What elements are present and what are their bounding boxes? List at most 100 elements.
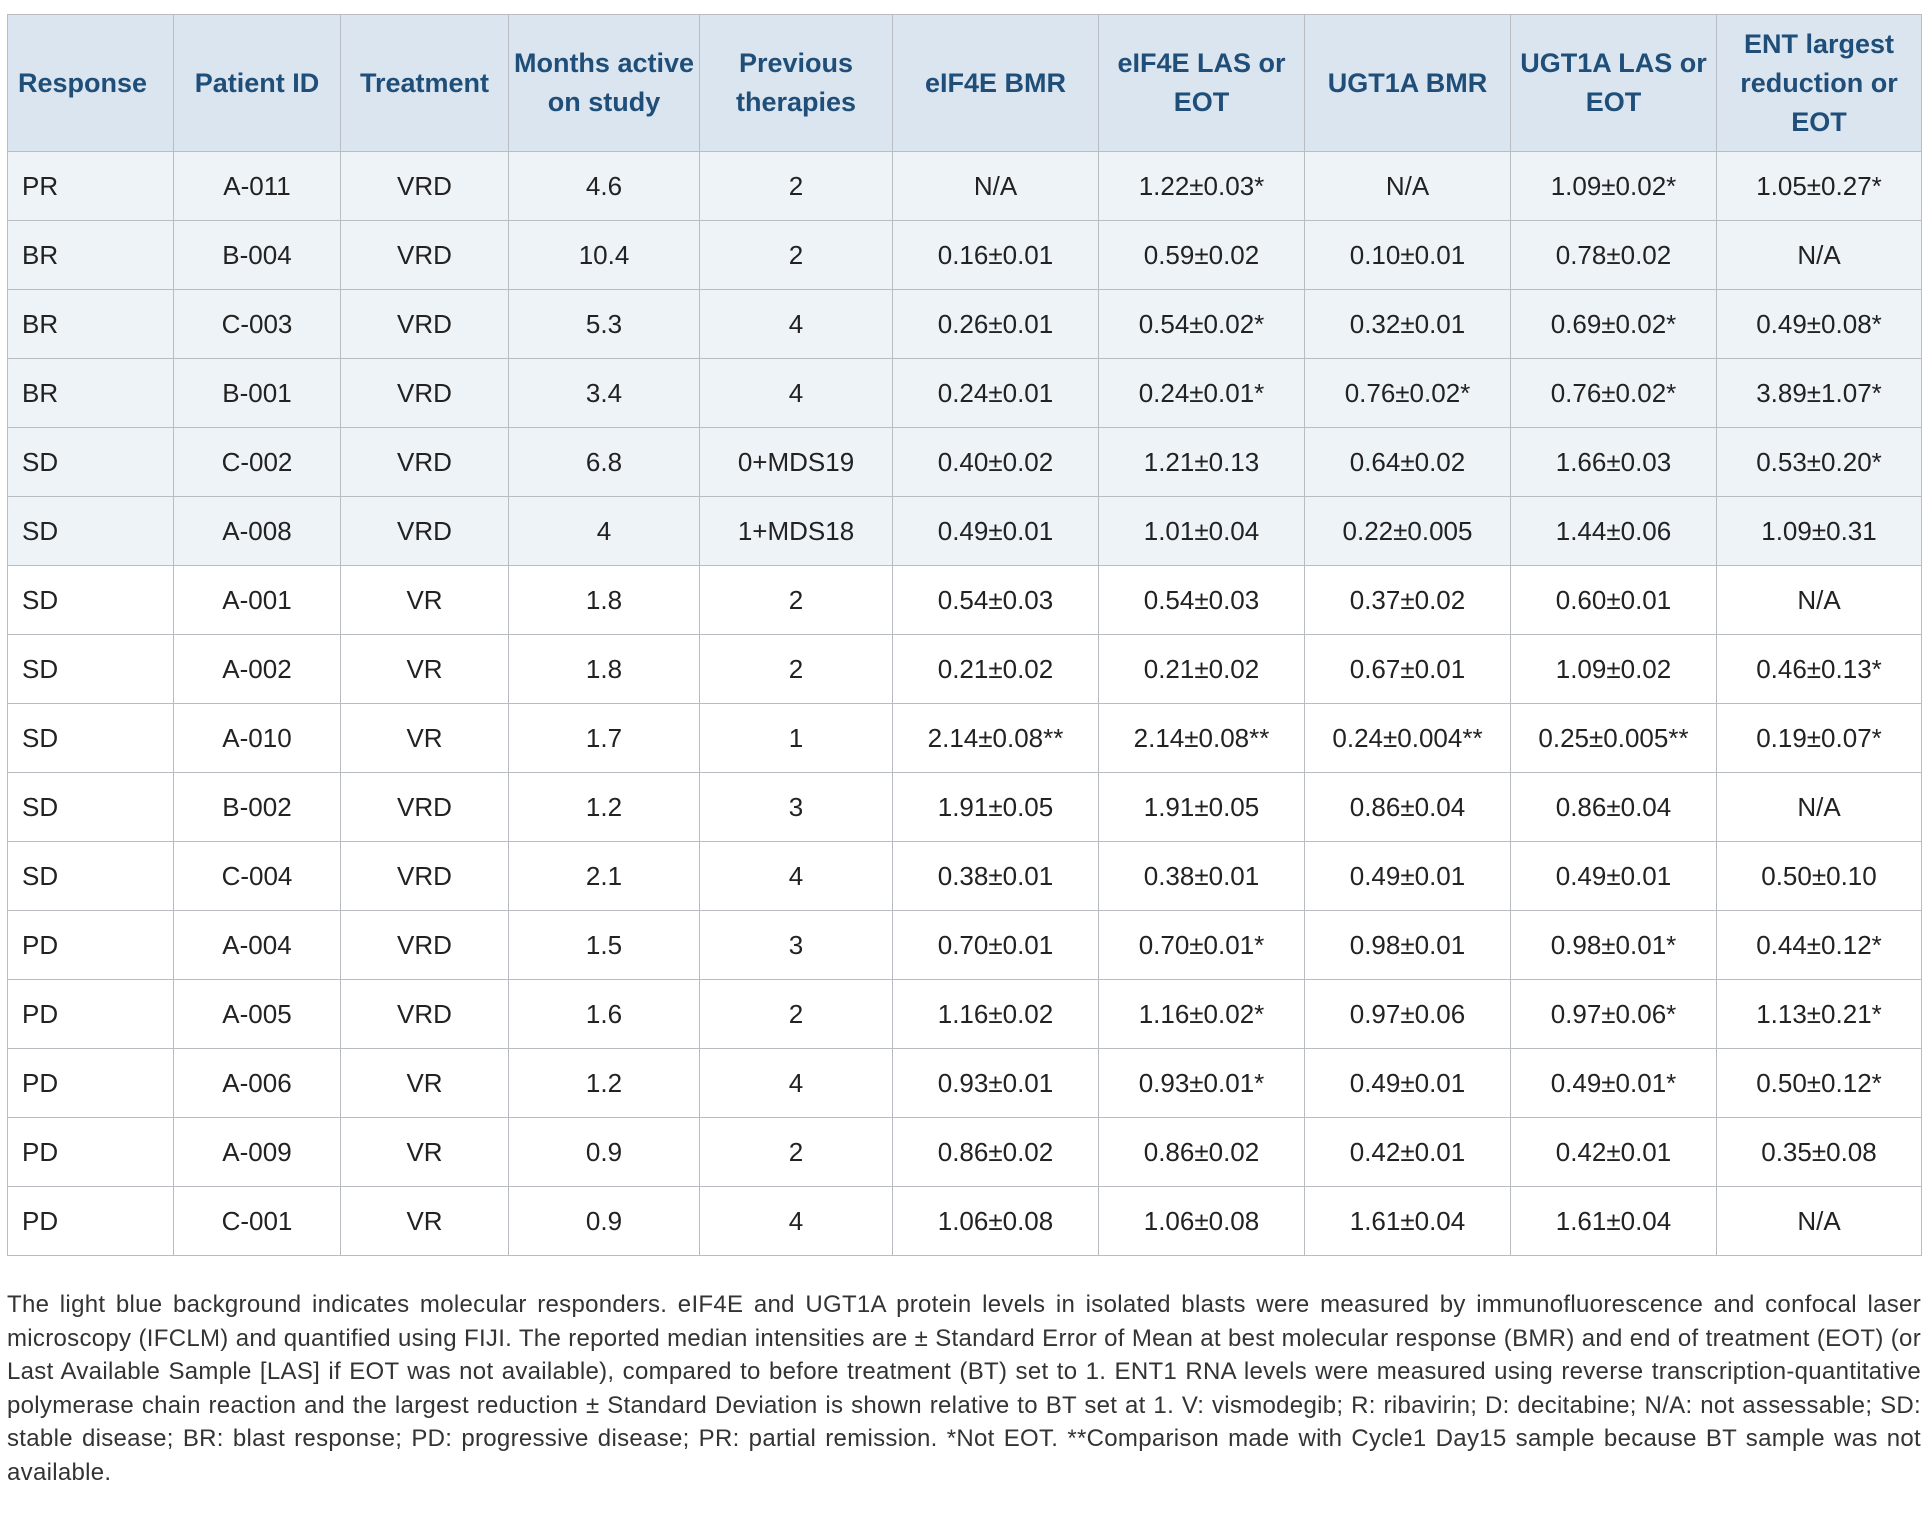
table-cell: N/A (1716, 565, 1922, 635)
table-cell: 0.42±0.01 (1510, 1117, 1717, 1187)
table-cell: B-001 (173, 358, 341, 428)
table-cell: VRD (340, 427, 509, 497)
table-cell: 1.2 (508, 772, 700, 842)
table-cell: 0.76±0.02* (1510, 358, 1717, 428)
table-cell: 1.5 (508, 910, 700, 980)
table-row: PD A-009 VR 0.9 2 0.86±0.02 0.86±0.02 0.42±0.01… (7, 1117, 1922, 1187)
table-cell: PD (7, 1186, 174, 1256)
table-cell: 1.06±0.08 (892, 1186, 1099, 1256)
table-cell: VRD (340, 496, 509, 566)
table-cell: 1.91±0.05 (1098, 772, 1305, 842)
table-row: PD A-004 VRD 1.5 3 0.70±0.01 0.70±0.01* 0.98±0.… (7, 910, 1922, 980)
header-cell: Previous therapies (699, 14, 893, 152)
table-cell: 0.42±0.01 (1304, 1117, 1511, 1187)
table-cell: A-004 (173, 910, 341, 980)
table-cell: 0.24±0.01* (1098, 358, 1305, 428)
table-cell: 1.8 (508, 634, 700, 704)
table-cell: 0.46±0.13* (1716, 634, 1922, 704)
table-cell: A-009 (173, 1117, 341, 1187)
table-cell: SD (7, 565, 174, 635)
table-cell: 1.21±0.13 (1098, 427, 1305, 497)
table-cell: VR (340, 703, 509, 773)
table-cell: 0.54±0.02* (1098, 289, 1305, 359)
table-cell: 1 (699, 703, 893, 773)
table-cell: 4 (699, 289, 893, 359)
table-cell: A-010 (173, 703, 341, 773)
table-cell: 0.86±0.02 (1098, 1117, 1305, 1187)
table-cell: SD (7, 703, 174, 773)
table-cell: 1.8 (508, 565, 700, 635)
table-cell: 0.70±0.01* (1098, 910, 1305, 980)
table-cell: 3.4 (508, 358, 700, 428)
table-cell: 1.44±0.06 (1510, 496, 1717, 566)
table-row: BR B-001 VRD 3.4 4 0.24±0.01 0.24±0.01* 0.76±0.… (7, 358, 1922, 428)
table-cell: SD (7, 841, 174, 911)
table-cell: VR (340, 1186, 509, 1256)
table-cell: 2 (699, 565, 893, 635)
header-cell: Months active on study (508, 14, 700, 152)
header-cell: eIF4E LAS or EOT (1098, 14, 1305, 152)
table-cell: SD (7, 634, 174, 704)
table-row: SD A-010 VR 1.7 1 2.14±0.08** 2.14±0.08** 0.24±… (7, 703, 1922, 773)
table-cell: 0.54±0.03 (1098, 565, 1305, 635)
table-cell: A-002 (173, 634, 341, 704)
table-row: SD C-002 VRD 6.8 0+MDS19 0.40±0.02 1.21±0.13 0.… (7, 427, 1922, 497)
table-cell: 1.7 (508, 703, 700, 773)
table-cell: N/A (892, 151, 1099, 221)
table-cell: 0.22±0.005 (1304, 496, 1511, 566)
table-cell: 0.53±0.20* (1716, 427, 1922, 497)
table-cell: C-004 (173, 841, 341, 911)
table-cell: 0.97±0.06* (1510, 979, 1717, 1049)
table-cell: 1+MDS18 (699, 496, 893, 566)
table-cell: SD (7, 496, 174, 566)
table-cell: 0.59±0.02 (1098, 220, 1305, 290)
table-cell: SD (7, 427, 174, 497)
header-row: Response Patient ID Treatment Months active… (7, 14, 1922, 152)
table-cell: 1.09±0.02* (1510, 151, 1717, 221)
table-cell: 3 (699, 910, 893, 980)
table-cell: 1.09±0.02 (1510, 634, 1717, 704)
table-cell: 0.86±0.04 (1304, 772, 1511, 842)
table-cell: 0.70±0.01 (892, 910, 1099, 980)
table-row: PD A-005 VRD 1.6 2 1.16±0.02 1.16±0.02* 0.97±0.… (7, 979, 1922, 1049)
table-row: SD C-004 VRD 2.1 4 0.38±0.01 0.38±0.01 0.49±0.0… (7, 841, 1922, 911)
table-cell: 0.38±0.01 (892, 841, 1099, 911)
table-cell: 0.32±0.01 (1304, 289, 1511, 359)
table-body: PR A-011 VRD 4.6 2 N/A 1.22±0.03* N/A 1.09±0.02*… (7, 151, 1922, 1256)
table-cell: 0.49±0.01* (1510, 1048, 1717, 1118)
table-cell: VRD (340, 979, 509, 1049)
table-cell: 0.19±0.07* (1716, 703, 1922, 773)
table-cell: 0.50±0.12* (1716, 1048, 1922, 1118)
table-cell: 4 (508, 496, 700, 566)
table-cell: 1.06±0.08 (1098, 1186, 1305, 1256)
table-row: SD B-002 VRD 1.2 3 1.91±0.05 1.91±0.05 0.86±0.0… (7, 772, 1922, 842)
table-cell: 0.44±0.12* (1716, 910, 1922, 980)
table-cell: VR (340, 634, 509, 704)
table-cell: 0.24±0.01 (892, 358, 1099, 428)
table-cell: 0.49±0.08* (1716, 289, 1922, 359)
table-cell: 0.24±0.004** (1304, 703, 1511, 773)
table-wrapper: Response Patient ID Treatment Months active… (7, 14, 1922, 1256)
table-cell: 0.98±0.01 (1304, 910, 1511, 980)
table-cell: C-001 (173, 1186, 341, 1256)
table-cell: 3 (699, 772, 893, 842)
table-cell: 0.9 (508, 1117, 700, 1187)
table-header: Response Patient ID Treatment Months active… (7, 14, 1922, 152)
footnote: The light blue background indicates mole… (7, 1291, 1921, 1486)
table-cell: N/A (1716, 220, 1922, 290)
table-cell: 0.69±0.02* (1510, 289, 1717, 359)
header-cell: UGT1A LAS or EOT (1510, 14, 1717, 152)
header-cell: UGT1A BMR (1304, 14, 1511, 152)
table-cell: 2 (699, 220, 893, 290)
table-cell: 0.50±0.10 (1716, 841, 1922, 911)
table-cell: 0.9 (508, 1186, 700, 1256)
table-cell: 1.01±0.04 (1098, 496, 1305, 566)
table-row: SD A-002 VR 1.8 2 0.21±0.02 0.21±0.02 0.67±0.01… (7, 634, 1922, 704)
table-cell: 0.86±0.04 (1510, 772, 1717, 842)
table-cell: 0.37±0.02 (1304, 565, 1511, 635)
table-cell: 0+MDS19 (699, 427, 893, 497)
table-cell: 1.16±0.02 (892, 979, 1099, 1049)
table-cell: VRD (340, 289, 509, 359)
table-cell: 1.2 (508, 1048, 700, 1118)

■ ■ ■ ■ ■

■ THE PROBLEM ■
Give as a numbered list the lines in the items above, starting at the line that contains "table-cell: N/A (1716, 565, 1922, 635)" and ending at the line that contains "table-cell: SD (7, 634, 174, 704)", both included. Leave out any blank lines.

■ WRITTEN SOLUTION ■
1. table-cell: N/A (1716, 565, 1922, 635)
2. table-cell: 0.42±0.01 (1510, 1117, 1717, 1187)
3. table-cell: B-001 (173, 358, 341, 428)
4. table-cell: VRD (340, 427, 509, 497)
5. table-cell: 1.2 (508, 772, 700, 842)
6. table-cell: 0.76±0.02* (1510, 358, 1717, 428)
7. table-cell: 1.5 (508, 910, 700, 980)
8. table-row: PD A-009 VR 0.9 2 0.86±0.02 0.86±0.02 0.42±0.01… (7, 1117, 1922, 1187)
9. table-cell: PD (7, 1186, 174, 1256)
10. table-cell: 1.06±0.08 (892, 1186, 1099, 1256)
11. table-cell: VRD (340, 496, 509, 566)
12. table-cell: 1.91±0.05 (1098, 772, 1305, 842)
13. table-row: PD A-004 VRD 1.5 3 0.70±0.01 0.70±0.01* 0.98±0.… (7, 910, 1922, 980)
14. header-cell: Previous therapies (699, 14, 893, 152)
15. table-cell: 0.42±0.01 (1304, 1117, 1511, 1187)
16. table-cell: A-004 (173, 910, 341, 980)
17. table-cell: 0.24±0.01* (1098, 358, 1305, 428)
18. table-cell: 1.8 (508, 634, 700, 704)
19. table-cell: 0.46±0.13* (1716, 634, 1922, 704)
20. table-cell: A-009 (173, 1117, 341, 1187)
21. table-cell: SD (7, 565, 174, 635)
22. table-cell: 1.21±0.13 (1098, 427, 1305, 497)
23. table-cell: VR (340, 703, 509, 773)
24. table-cell: 0.54±0.02* (1098, 289, 1305, 359)
25. table-cell: 1 (699, 703, 893, 773)
26. table-cell: 4 (699, 289, 893, 359)
27. table-cell: A-010 (173, 703, 341, 773)
28. table-cell: 0.86±0.02 (1098, 1117, 1305, 1187)
29. table-cell: SD (7, 703, 174, 773)
30. table-cell: 1.8 (508, 565, 700, 635)
31. table-cell: 0.70±0.01* (1098, 910, 1305, 980)
32. table-cell: 3.4 (508, 358, 700, 428)
33. table-cell: 1.44±0.06 (1510, 496, 1717, 566)
34. table-row: BR B-001 VRD 3.4 4 0.24±0.01 0.24±0.01* 0.76±0.… (7, 358, 1922, 428)
35. table-cell: SD (7, 841, 174, 911)
36. table-cell: VR (340, 1186, 509, 1256)
37. table-cell: 2 (699, 565, 893, 635)
38. header-cell: Months active on study (508, 14, 700, 152)
39. header-cell: eIF4E LAS or EOT (1098, 14, 1305, 152)
40. table-cell: SD (7, 634, 174, 704)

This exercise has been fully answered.